• _EXERCISE AIM_: Calculate how many lines in the following records hold the word "ROAD", and report that number without comment.

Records
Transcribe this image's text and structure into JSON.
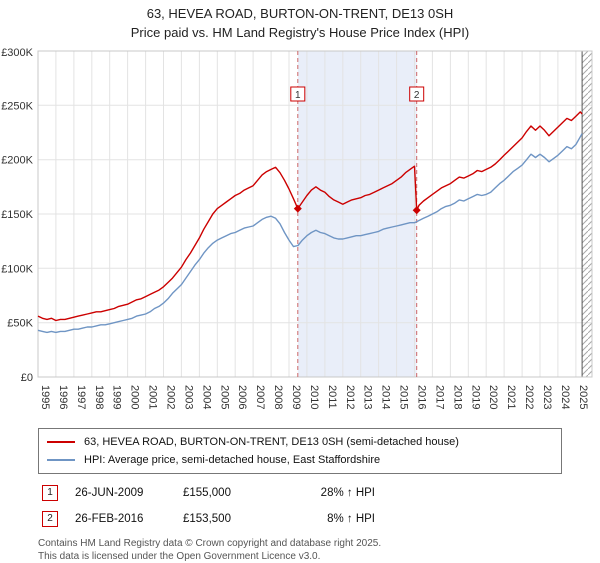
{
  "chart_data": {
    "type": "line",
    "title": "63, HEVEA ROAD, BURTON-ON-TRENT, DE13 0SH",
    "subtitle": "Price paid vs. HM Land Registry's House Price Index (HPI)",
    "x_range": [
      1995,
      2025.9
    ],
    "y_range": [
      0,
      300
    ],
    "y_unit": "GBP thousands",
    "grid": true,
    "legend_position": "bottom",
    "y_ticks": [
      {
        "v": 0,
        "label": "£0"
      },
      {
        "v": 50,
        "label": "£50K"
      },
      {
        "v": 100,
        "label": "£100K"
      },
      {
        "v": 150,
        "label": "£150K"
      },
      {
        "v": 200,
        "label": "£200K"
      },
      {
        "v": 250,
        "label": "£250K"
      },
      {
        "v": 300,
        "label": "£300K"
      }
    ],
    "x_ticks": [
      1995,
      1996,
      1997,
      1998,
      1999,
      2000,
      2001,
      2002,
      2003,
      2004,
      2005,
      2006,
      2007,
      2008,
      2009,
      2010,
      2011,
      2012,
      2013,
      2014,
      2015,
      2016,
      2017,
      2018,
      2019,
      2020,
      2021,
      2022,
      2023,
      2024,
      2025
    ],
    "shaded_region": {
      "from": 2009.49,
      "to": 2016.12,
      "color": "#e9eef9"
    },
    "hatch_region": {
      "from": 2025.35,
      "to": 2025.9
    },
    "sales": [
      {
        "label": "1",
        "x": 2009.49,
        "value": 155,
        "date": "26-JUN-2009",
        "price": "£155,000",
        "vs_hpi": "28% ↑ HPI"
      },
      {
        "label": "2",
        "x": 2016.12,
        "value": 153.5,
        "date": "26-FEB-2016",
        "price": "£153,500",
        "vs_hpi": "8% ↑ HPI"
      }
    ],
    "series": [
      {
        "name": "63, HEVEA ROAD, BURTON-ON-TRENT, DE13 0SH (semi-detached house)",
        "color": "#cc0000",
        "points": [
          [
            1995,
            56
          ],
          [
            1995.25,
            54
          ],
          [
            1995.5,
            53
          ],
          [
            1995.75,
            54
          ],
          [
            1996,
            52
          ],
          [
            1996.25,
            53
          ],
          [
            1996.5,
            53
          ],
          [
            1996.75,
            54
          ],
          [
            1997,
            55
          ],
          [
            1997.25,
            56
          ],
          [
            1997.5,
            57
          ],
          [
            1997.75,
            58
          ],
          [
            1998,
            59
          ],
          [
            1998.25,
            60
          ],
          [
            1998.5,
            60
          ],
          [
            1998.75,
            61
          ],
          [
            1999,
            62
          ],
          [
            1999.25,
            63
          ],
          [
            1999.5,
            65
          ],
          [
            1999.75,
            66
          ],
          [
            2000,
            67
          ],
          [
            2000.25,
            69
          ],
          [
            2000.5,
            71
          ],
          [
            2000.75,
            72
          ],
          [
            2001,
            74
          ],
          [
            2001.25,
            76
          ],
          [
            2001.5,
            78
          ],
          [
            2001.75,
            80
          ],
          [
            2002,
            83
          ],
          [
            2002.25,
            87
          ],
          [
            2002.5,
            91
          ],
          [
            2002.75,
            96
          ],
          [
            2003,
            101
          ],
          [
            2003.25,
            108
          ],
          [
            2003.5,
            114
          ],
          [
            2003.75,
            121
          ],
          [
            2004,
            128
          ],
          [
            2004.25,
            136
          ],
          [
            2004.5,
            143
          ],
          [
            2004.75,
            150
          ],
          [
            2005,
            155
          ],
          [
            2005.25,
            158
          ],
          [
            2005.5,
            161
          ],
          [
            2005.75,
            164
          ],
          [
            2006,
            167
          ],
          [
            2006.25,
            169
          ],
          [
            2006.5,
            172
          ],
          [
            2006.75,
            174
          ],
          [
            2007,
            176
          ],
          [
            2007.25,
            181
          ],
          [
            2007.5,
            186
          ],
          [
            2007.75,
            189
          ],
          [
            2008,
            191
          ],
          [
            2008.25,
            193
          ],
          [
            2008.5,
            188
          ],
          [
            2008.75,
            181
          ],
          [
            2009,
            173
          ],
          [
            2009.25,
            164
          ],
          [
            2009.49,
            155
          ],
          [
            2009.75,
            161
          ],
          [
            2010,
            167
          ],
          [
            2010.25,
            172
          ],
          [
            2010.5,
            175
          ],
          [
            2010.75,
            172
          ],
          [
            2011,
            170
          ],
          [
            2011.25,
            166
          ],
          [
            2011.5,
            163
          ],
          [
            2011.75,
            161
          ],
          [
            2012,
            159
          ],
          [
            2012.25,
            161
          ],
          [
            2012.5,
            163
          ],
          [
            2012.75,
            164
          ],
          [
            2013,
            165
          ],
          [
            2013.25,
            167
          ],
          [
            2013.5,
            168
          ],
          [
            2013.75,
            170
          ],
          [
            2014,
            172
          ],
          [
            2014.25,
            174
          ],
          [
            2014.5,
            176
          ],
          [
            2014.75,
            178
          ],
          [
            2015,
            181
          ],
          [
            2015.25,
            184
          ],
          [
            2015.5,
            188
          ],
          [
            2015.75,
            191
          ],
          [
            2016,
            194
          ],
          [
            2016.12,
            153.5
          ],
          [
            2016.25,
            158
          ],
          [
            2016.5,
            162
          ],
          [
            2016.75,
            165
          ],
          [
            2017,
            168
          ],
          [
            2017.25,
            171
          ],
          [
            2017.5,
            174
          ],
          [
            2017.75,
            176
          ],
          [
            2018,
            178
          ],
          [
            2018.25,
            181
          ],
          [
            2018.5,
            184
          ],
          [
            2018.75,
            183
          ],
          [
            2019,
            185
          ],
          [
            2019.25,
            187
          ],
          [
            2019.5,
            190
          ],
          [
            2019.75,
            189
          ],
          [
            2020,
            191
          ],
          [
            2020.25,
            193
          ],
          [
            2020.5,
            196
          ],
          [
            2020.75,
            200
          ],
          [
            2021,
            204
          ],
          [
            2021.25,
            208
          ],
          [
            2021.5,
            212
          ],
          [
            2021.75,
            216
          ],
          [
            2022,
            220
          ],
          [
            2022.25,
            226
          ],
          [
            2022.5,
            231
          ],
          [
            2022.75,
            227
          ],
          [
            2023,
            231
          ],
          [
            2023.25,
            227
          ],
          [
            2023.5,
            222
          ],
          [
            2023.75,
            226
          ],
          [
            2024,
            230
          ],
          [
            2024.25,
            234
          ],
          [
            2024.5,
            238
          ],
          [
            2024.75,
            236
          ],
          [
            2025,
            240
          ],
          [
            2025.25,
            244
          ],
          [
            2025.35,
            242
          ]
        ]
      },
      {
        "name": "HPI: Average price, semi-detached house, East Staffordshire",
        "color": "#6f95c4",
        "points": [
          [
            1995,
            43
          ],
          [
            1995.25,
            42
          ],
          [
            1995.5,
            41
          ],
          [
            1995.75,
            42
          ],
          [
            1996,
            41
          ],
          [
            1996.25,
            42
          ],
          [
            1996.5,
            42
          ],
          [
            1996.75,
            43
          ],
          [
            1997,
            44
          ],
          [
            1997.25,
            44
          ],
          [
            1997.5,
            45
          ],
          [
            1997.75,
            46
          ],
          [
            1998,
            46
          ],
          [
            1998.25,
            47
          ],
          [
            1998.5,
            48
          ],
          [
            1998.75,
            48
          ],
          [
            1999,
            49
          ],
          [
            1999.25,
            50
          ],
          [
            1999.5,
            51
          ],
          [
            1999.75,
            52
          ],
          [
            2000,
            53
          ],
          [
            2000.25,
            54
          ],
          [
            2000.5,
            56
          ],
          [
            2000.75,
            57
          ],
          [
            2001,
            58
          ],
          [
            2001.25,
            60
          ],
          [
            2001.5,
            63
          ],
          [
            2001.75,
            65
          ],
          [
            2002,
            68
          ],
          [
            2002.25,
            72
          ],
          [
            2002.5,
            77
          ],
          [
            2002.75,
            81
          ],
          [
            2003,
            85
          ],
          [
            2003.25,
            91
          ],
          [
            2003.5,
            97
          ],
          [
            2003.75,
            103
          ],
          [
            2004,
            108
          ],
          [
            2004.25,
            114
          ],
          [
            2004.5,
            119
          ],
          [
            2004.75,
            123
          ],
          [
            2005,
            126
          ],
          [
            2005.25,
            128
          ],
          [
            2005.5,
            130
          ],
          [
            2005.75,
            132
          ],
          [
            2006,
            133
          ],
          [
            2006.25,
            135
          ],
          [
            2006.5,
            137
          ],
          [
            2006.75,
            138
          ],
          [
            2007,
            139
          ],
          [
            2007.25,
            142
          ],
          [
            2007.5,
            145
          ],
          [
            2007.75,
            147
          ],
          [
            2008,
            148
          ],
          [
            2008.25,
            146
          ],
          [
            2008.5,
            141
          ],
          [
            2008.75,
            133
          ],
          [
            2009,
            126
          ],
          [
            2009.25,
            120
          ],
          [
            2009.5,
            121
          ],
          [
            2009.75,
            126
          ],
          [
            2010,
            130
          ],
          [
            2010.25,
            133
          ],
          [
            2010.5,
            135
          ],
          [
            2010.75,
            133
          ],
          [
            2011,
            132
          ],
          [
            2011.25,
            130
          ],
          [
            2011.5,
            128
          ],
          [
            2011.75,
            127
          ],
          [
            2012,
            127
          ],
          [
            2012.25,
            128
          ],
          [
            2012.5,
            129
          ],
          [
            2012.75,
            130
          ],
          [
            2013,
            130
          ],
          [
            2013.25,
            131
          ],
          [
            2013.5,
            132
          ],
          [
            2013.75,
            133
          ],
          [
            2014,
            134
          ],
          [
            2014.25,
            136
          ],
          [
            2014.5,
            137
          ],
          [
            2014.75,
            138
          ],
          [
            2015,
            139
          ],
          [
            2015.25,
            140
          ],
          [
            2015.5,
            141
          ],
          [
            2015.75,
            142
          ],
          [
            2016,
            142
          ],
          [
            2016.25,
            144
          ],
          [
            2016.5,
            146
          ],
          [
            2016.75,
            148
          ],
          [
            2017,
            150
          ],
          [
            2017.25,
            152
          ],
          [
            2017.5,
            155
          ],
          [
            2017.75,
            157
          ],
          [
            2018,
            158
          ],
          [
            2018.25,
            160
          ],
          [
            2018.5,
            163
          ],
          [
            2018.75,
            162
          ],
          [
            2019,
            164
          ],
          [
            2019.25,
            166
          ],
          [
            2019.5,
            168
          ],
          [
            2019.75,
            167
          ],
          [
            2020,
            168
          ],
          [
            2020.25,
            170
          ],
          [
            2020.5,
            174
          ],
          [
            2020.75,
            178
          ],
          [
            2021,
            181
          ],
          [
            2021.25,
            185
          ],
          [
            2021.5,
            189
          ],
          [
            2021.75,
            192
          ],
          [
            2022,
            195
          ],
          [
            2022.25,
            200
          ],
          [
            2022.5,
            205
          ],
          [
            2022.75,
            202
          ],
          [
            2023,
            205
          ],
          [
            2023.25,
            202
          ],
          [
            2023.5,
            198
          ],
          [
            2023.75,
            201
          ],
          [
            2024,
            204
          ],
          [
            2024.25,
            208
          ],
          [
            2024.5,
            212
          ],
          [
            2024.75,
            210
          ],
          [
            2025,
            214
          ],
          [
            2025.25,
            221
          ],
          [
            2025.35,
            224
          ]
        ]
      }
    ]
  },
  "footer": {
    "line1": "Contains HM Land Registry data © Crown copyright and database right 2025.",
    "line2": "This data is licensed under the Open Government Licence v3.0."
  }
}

--

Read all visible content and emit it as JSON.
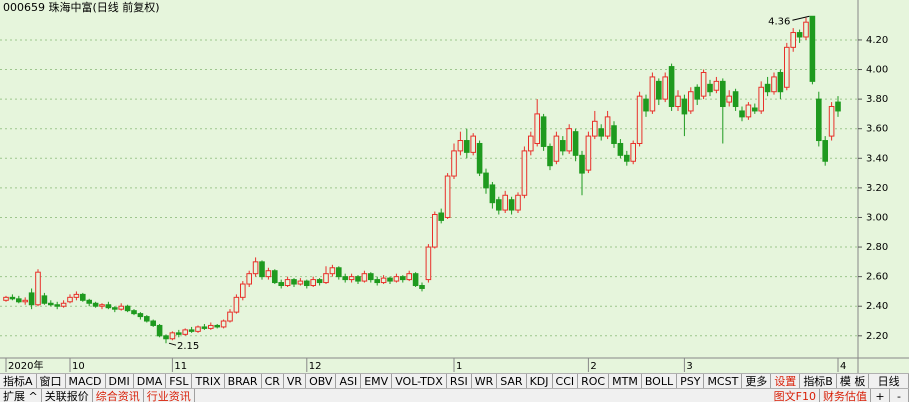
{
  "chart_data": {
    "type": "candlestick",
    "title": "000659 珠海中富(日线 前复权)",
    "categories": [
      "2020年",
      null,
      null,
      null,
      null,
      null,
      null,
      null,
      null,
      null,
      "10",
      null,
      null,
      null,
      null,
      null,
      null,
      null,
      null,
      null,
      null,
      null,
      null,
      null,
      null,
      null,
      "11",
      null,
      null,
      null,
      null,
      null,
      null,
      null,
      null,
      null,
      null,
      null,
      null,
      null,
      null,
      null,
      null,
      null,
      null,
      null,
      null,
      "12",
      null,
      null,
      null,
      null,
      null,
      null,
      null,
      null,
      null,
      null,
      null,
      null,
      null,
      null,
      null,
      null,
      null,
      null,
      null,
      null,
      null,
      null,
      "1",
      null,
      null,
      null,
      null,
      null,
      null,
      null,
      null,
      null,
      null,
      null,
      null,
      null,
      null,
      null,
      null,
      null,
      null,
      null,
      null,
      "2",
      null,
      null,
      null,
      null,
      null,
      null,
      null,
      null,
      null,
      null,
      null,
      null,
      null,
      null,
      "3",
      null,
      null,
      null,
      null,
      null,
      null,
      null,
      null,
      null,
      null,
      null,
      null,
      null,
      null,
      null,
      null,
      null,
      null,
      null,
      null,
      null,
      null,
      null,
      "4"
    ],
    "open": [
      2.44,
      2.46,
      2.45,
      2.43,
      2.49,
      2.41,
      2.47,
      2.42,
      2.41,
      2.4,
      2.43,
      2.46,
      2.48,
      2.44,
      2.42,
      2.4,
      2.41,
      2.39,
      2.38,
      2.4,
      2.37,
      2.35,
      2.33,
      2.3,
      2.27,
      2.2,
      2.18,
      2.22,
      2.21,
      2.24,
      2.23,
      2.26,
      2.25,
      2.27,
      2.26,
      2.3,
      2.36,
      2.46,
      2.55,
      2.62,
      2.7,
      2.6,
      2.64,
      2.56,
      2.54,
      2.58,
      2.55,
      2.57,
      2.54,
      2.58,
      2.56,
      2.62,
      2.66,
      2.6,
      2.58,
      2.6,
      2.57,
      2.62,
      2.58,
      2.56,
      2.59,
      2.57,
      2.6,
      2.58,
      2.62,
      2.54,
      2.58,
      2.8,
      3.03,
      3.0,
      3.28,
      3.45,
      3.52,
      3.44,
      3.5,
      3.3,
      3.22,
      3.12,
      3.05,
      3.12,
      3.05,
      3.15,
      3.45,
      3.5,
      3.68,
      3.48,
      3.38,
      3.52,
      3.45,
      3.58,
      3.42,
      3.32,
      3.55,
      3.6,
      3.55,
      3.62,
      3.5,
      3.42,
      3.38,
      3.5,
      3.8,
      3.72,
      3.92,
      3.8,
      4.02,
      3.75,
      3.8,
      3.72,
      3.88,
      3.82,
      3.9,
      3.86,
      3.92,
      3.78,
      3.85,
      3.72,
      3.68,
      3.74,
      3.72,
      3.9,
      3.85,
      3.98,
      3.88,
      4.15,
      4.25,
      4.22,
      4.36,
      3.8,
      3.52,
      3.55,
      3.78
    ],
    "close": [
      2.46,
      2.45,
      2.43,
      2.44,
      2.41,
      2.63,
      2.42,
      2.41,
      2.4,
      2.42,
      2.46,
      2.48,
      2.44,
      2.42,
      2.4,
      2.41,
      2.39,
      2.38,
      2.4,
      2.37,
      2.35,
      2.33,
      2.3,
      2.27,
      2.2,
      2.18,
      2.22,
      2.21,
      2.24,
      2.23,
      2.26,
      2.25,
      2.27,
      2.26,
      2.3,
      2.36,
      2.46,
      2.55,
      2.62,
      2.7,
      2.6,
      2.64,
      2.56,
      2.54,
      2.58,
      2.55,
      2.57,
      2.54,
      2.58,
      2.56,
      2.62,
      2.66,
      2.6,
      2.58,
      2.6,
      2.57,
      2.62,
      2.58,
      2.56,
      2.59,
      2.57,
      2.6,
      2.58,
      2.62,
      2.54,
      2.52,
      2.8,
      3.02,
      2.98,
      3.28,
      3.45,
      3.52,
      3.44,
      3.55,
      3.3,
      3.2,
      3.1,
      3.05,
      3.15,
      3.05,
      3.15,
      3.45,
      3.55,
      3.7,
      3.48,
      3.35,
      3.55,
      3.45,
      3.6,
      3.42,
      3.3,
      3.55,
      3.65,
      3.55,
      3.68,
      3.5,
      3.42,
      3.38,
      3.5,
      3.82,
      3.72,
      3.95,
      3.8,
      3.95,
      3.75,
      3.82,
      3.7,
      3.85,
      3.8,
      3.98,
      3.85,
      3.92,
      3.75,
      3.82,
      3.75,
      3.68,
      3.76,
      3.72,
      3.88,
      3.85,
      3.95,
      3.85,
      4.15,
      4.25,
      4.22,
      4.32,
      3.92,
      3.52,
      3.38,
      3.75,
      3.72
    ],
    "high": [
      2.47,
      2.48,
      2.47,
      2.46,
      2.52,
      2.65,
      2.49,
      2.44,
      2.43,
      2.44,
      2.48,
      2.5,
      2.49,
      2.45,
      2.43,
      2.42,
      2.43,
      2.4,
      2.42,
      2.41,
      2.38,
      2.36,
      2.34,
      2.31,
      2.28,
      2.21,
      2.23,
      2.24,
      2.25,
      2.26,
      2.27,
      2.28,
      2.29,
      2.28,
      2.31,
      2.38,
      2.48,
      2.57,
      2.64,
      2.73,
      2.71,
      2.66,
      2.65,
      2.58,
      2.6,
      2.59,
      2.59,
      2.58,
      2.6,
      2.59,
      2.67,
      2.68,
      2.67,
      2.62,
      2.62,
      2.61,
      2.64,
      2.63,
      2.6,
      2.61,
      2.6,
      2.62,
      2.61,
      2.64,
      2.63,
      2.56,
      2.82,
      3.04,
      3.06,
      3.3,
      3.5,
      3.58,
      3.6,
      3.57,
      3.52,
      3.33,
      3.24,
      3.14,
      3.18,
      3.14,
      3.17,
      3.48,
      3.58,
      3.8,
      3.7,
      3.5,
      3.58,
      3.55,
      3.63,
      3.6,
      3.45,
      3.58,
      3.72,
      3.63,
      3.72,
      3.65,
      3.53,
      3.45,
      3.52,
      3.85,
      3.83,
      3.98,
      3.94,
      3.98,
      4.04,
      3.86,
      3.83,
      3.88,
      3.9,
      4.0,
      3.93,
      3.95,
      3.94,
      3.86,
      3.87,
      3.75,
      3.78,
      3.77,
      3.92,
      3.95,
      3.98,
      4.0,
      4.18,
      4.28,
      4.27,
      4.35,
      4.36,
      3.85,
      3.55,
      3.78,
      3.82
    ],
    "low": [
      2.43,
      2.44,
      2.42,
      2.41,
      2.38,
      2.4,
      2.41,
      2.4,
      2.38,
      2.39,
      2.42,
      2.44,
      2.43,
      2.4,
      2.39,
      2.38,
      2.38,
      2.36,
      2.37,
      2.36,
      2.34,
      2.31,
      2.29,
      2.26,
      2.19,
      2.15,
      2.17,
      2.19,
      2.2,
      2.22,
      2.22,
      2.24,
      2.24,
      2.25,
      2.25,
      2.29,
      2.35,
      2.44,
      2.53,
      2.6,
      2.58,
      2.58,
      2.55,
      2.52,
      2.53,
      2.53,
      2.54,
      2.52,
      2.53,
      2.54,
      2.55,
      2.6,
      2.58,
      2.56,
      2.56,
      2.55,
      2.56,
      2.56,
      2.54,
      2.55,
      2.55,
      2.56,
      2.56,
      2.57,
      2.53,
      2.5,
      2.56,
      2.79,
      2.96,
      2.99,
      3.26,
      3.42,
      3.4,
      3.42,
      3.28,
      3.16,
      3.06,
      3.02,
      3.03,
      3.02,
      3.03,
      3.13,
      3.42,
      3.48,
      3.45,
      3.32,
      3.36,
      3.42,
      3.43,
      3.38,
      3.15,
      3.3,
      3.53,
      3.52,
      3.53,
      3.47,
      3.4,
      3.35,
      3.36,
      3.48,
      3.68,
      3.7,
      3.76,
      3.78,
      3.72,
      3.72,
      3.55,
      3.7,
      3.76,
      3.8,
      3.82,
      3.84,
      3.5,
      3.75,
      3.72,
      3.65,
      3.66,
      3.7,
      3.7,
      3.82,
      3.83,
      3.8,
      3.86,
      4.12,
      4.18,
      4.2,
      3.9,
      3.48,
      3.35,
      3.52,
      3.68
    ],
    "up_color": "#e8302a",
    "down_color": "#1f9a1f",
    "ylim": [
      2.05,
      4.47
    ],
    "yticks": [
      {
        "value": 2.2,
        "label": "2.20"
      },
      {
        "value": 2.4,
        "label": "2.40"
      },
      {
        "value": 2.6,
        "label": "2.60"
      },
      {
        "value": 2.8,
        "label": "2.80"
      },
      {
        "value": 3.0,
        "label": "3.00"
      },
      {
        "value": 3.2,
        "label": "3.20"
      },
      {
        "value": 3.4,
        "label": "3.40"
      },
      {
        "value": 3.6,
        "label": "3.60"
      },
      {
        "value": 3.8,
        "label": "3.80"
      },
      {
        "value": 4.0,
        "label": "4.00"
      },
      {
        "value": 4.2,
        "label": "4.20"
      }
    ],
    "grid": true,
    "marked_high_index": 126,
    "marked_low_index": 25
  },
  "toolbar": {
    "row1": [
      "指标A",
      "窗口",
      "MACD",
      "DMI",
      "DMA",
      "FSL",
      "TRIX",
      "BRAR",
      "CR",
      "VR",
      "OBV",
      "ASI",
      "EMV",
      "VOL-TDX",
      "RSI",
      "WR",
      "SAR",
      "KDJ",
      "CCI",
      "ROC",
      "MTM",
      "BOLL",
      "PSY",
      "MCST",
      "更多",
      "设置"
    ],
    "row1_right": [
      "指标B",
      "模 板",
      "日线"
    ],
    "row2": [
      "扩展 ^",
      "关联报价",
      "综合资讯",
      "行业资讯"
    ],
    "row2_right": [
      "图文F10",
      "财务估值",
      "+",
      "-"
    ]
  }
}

• _FINAL ANSWER_: 2